>>

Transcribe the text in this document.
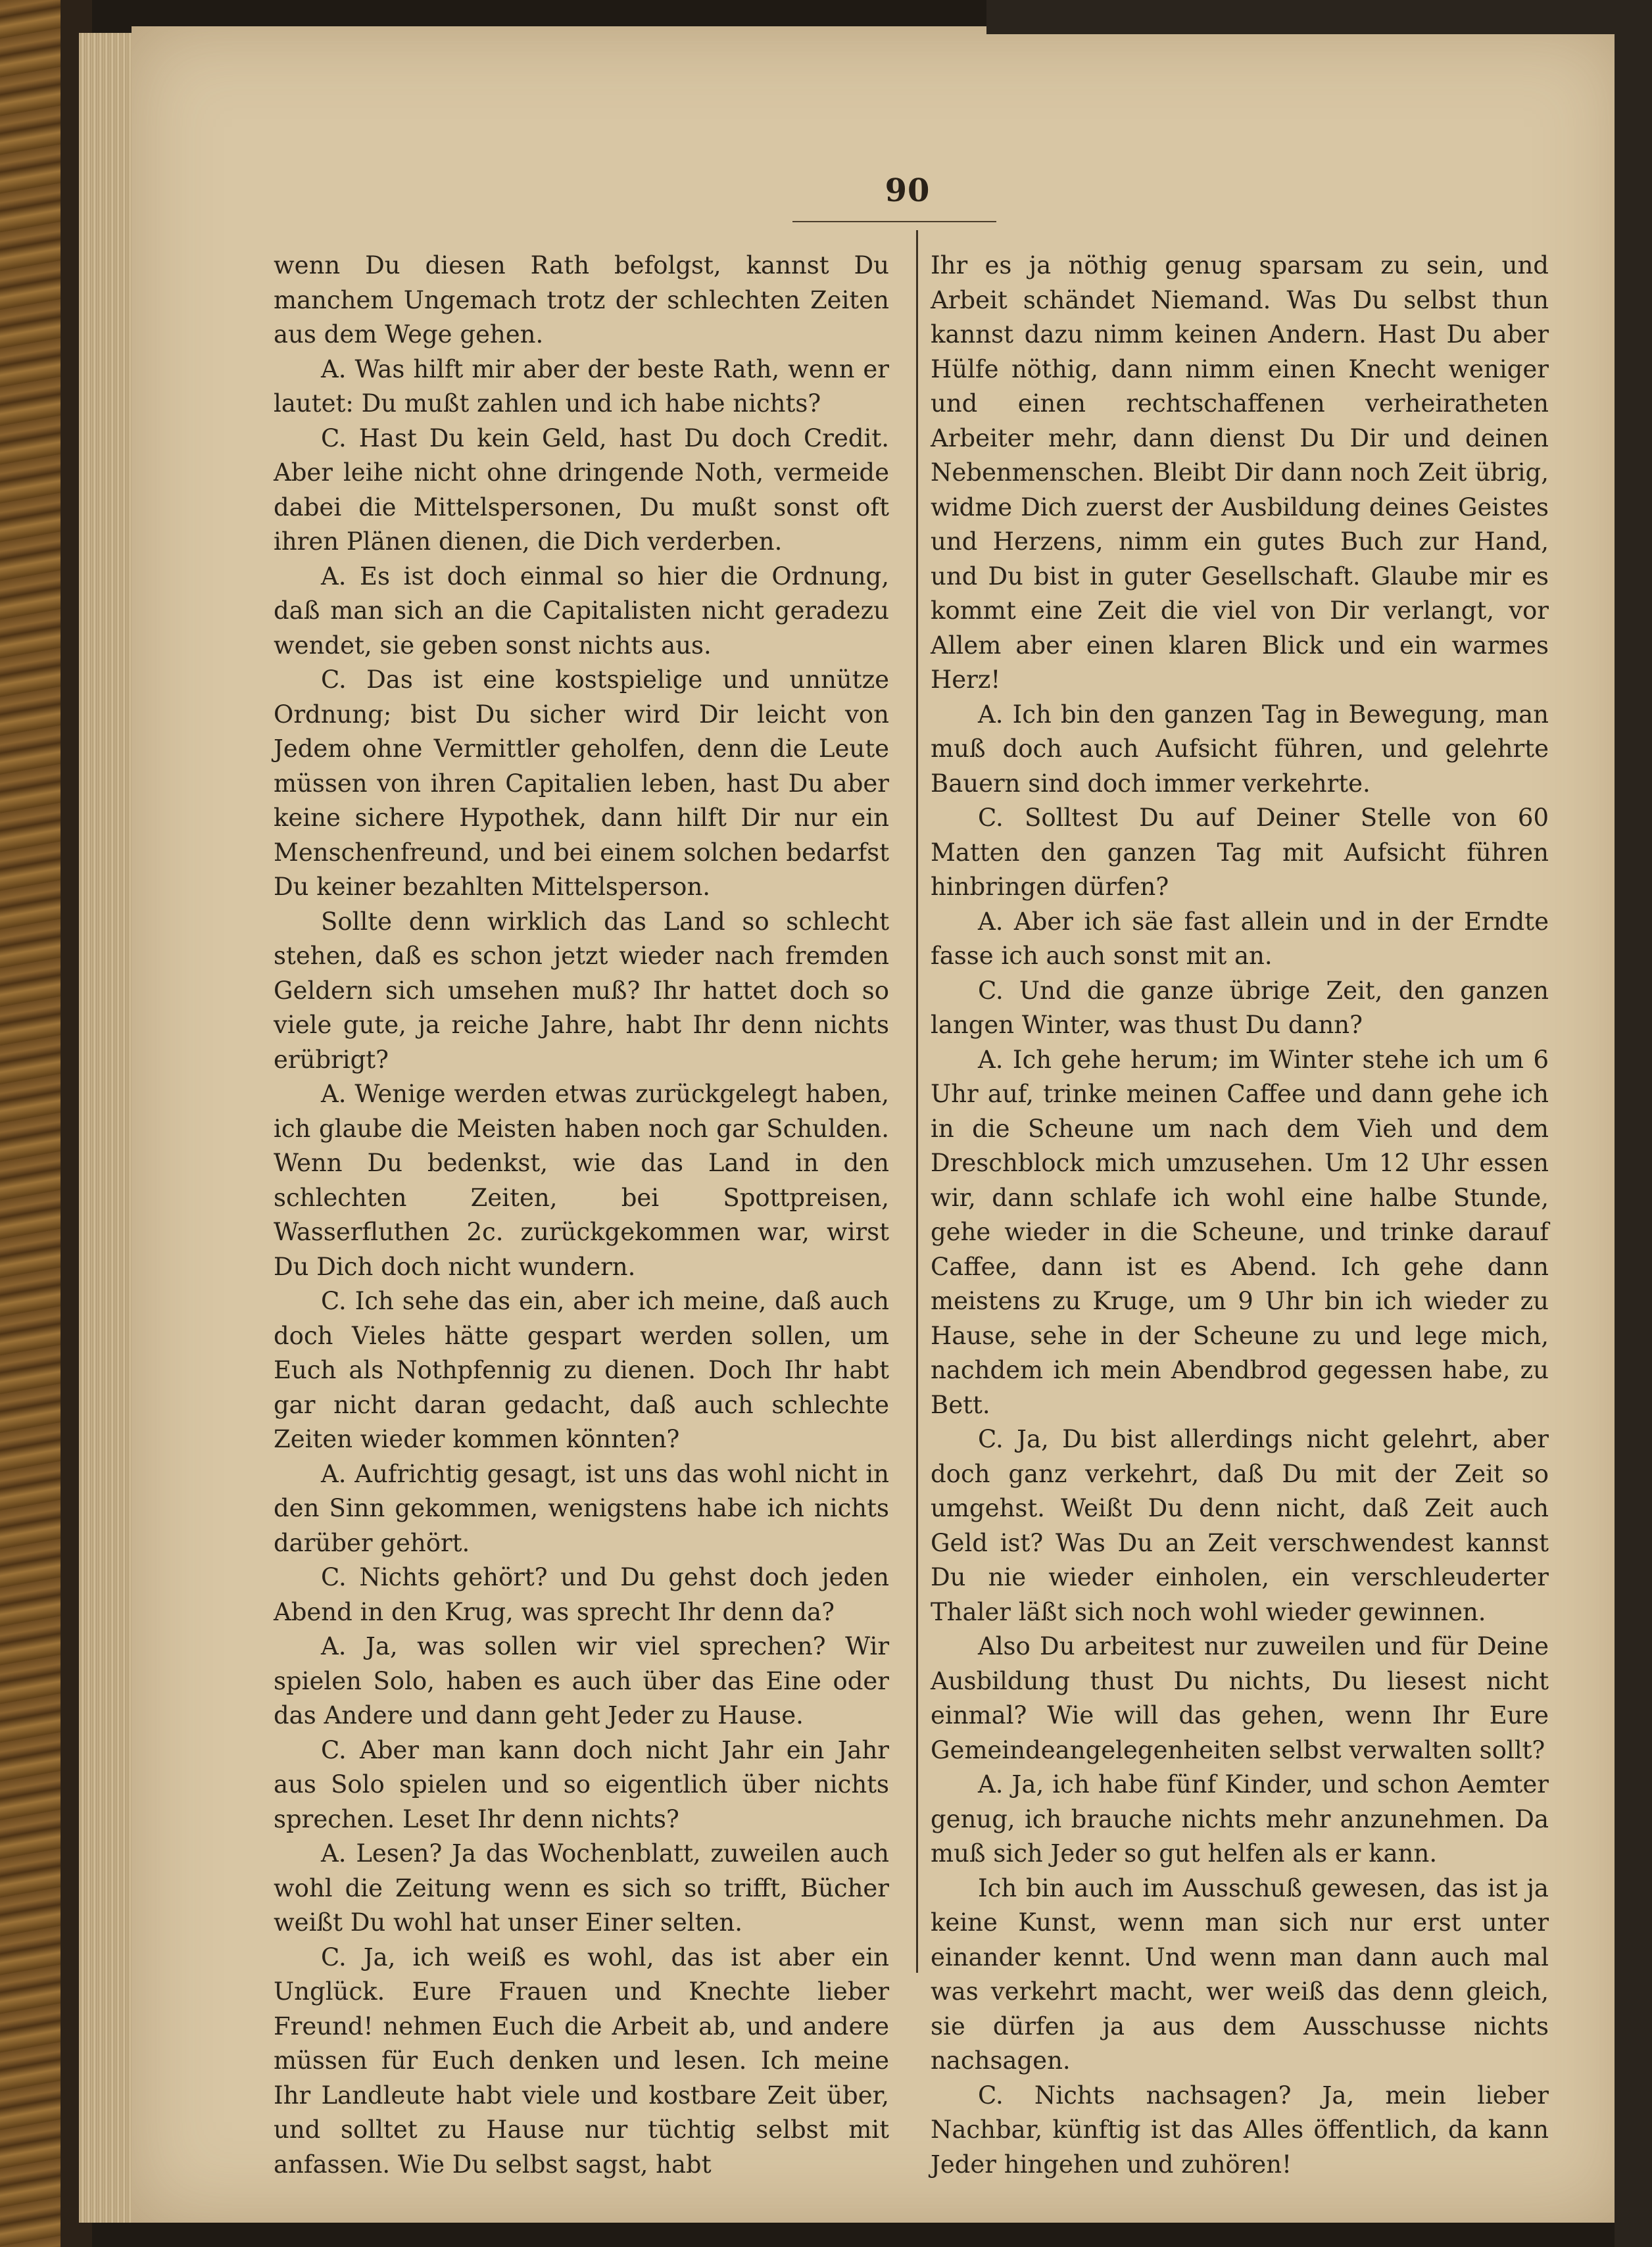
90

wenn Du diesen Rath befolgst, kannst Du manchem Ungemach trotz der schlechten Zeiten aus dem Wege gehen.

A. Was hilft mir aber der beste Rath, wenn er lautet: Du mußt zahlen und ich habe nichts?

C. Hast Du kein Geld, hast Du doch Credit. Aber leihe nicht ohne dringende Noth, vermeide dabei die Mittelspersonen, Du mußt sonst oft ihren Plänen dienen, die Dich verderben.

A. Es ist doch einmal so hier die Ordnung, daß man sich an die Capitalisten nicht geradezu wendet, sie geben sonst nichts aus.

C. Das ist eine kostspielige und unnütze Ordnung; bist Du sicher wird Dir leicht von Jedem ohne Vermittler geholfen, denn die Leute müssen von ihren Capitalien leben, hast Du aber keine sichere Hypothek, dann hilft Dir nur ein Menschenfreund, und bei einem solchen bedarfst Du keiner bezahlten Mittelsperson.

Sollte denn wirklich das Land so schlecht stehen, daß es schon jetzt wieder nach fremden Geldern sich umsehen muß? Ihr hattet doch so viele gute, ja reiche Jahre, habt Ihr denn nichts erübrigt?

A. Wenige werden etwas zurückgelegt haben, ich glaube die Meisten haben noch gar Schulden. Wenn Du bedenkst, wie das Land in den schlechten Zeiten, bei Spottpreisen, Wasserfluthen 2c. zurückgekommen war, wirst Du Dich doch nicht wundern.

C. Ich sehe das ein, aber ich meine, daß auch doch Vieles hätte gespart werden sollen, um Euch als Nothpfennig zu dienen. Doch Ihr habt gar nicht daran gedacht, daß auch schlechte Zeiten wieder kommen könnten?

A. Aufrichtig gesagt, ist uns das wohl nicht in den Sinn gekommen, wenigstens habe ich nichts darüber gehört.

C. Nichts gehört? und Du gehst doch jeden Abend in den Krug, was sprecht Ihr denn da?

A. Ja, was sollen wir viel sprechen? Wir spielen Solo, haben es auch über das Eine oder das Andere und dann geht Jeder zu Hause.

C. Aber man kann doch nicht Jahr ein Jahr aus Solo spielen und so eigentlich über nichts sprechen. Leset Ihr denn nichts?

A. Lesen? Ja das Wochenblatt, zuweilen auch wohl die Zeitung wenn es sich so trifft, Bücher weißt Du wohl hat unser Einer selten.

C. Ja, ich weiß es wohl, das ist aber ein Unglück. Eure Frauen und Knechte lieber Freund! nehmen Euch die Arbeit ab, und andere müssen für Euch denken und lesen. Ich meine Ihr Landleute habt viele und kostbare Zeit über, und solltet zu Hause nur tüchtig selbst mit anfassen. Wie Du selbst sagst, habt

Ihr es ja nöthig genug sparsam zu sein, und Arbeit schändet Niemand. Was Du selbst thun kannst dazu nimm keinen Andern. Hast Du aber Hülfe nöthig, dann nimm einen Knecht weniger und einen rechtschaffenen verheiratheten Arbeiter mehr, dann dienst Du Dir und deinen Nebenmenschen. Bleibt Dir dann noch Zeit übrig, widme Dich zuerst der Ausbildung deines Geistes und Herzens, nimm ein gutes Buch zur Hand, und Du bist in guter Gesellschaft. Glaube mir es kommt eine Zeit die viel von Dir verlangt, vor Allem aber einen klaren Blick und ein warmes Herz!

A. Ich bin den ganzen Tag in Bewegung, man muß doch auch Aufsicht führen, und gelehrte Bauern sind doch immer verkehrte.

C. Solltest Du auf Deiner Stelle von 60 Matten den ganzen Tag mit Aufsicht führen hinbringen dürfen?

A. Aber ich säe fast allein und in der Erndte fasse ich auch sonst mit an.

C. Und die ganze übrige Zeit, den ganzen langen Winter, was thust Du dann?

A. Ich gehe herum; im Winter stehe ich um 6 Uhr auf, trinke meinen Caffee und dann gehe ich in die Scheune um nach dem Vieh und dem Dreschblock mich umzusehen. Um 12 Uhr essen wir, dann schlafe ich wohl eine halbe Stunde, gehe wieder in die Scheune, und trinke darauf Caffee, dann ist es Abend. Ich gehe dann meistens zu Kruge, um 9 Uhr bin ich wieder zu Hause, sehe in der Scheune zu und lege mich, nachdem ich mein Abendbrod gegessen habe, zu Bett.

C. Ja, Du bist allerdings nicht gelehrt, aber doch ganz verkehrt, daß Du mit der Zeit so umgehst. Weißt Du denn nicht, daß Zeit auch Geld ist? Was Du an Zeit verschwendest kannst Du nie wieder einholen, ein verschleuderter Thaler läßt sich noch wohl wieder gewinnen.

Also Du arbeitest nur zuweilen und für Deine Ausbildung thust Du nichts, Du liesest nicht einmal? Wie will das gehen, wenn Ihr Eure Gemeindeangelegenheiten selbst verwalten sollt?

A. Ja, ich habe fünf Kinder, und schon Aemter genug, ich brauche nichts mehr anzunehmen. Da muß sich Jeder so gut helfen als er kann.

Ich bin auch im Ausschuß gewesen, das ist ja keine Kunst, wenn man sich nur erst unter einander kennt. Und wenn man dann auch mal was verkehrt macht, wer weiß das denn gleich, sie dürfen ja aus dem Ausschusse nichts nachsagen.

C. Nichts nachsagen? Ja, mein lieber Nachbar, künftig ist das Alles öffentlich, da kann Jeder hingehen und zuhören!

<<

▸ Exercise objective: Word for word, quote the lines above. Omit the pictures.

▸ Correct output:
Transcribe the text in this document.
90

wenn Du diesen Rath befolgst, kannst Du manchem Ungemach trotz der schlechten Zeiten aus dem Wege gehen.

A. Was hilft mir aber der beste Rath, wenn er lautet: Du mußt zahlen und ich habe nichts?

C. Hast Du kein Geld, hast Du doch Credit. Aber leihe nicht ohne dringende Noth, vermeide dabei die Mittelspersonen, Du mußt sonst oft ihren Plänen dienen, die Dich verderben.

A. Es ist doch einmal so hier die Ordnung, daß man sich an die Capitalisten nicht geradezu wendet, sie geben sonst nichts aus.

C. Das ist eine kostspielige und unnütze Ordnung; bist Du sicher wird Dir leicht von Jedem ohne Vermittler geholfen, denn die Leute müssen von ihren Capitalien leben, hast Du aber keine sichere Hypothek, dann hilft Dir nur ein Menschenfreund, und bei einem solchen bedarfst Du keiner bezahlten Mittelsperson.

Sollte denn wirklich das Land so schlecht stehen, daß es schon jetzt wieder nach fremden Geldern sich umsehen muß? Ihr hattet doch so viele gute, ja reiche Jahre, habt Ihr denn nichts erübrigt?

A. Wenige werden etwas zurückgelegt haben, ich glaube die Meisten haben noch gar Schulden. Wenn Du bedenkst, wie das Land in den schlechten Zeiten, bei Spottpreisen, Wasserfluthen 2c. zurückgekommen war, wirst Du Dich doch nicht wundern.

C. Ich sehe das ein, aber ich meine, daß auch doch Vieles hätte gespart werden sollen, um Euch als Nothpfennig zu dienen. Doch Ihr habt gar nicht daran gedacht, daß auch schlechte Zeiten wieder kommen könnten?

A. Aufrichtig gesagt, ist uns das wohl nicht in den Sinn gekommen, wenigstens habe ich nichts darüber gehört.

C. Nichts gehört? und Du gehst doch jeden Abend in den Krug, was sprecht Ihr denn da?

A. Ja, was sollen wir viel sprechen? Wir spielen Solo, haben es auch über das Eine oder das Andere und dann geht Jeder zu Hause.

C. Aber man kann doch nicht Jahr ein Jahr aus Solo spielen und so eigentlich über nichts sprechen. Leset Ihr denn nichts?

A. Lesen? Ja das Wochenblatt, zuweilen auch wohl die Zeitung wenn es sich so trifft, Bücher weißt Du wohl hat unser Einer selten.

C. Ja, ich weiß es wohl, das ist aber ein Unglück. Eure Frauen und Knechte lieber Freund! nehmen Euch die Arbeit ab, und andere müssen für Euch denken und lesen. Ich meine Ihr Landleute habt viele und kostbare Zeit über, und solltet zu Hause nur tüchtig selbst mit anfassen. Wie Du selbst sagst, habt

Ihr es ja nöthig genug sparsam zu sein, und Arbeit schändet Niemand. Was Du selbst thun kannst dazu nimm keinen Andern. Hast Du aber Hülfe nöthig, dann nimm einen Knecht weniger und einen rechtschaffenen verheiratheten Arbeiter mehr, dann dienst Du Dir und deinen Nebenmenschen. Bleibt Dir dann noch Zeit übrig, widme Dich zuerst der Ausbildung deines Geistes und Herzens, nimm ein gutes Buch zur Hand, und Du bist in guter Gesellschaft. Glaube mir es kommt eine Zeit die viel von Dir verlangt, vor Allem aber einen klaren Blick und ein warmes Herz!

A. Ich bin den ganzen Tag in Bewegung, man muß doch auch Aufsicht führen, und gelehrte Bauern sind doch immer verkehrte.

C. Solltest Du auf Deiner Stelle von 60 Matten den ganzen Tag mit Aufsicht führen hinbringen dürfen?

A. Aber ich säe fast allein und in der Erndte fasse ich auch sonst mit an.

C. Und die ganze übrige Zeit, den ganzen langen Winter, was thust Du dann?

A. Ich gehe herum; im Winter stehe ich um 6 Uhr auf, trinke meinen Caffee und dann gehe ich in die Scheune um nach dem Vieh und dem Dreschblock mich umzusehen. Um 12 Uhr essen wir, dann schlafe ich wohl eine halbe Stunde, gehe wieder in die Scheune, und trinke darauf Caffee, dann ist es Abend. Ich gehe dann meistens zu Kruge, um 9 Uhr bin ich wieder zu Hause, sehe in der Scheune zu und lege mich, nachdem ich mein Abendbrod gegessen habe, zu Bett.

C. Ja, Du bist allerdings nicht gelehrt, aber doch ganz verkehrt, daß Du mit der Zeit so umgehst. Weißt Du denn nicht, daß Zeit auch Geld ist? Was Du an Zeit verschwendest kannst Du nie wieder einholen, ein verschleuderter Thaler läßt sich noch wohl wieder gewinnen.

Also Du arbeitest nur zuweilen und für Deine Ausbildung thust Du nichts, Du liesest nicht einmal? Wie will das gehen, wenn Ihr Eure Gemeindeangelegenheiten selbst verwalten sollt?

A. Ja, ich habe fünf Kinder, und schon Aemter genug, ich brauche nichts mehr anzunehmen. Da muß sich Jeder so gut helfen als er kann.

Ich bin auch im Ausschuß gewesen, das ist ja keine Kunst, wenn man sich nur erst unter einander kennt. Und wenn man dann auch mal was verkehrt macht, wer weiß das denn gleich, sie dürfen ja aus dem Ausschusse nichts nachsagen.

C. Nichts nachsagen? Ja, mein lieber Nachbar, künftig ist das Alles öffentlich, da kann Jeder hingehen und zuhören!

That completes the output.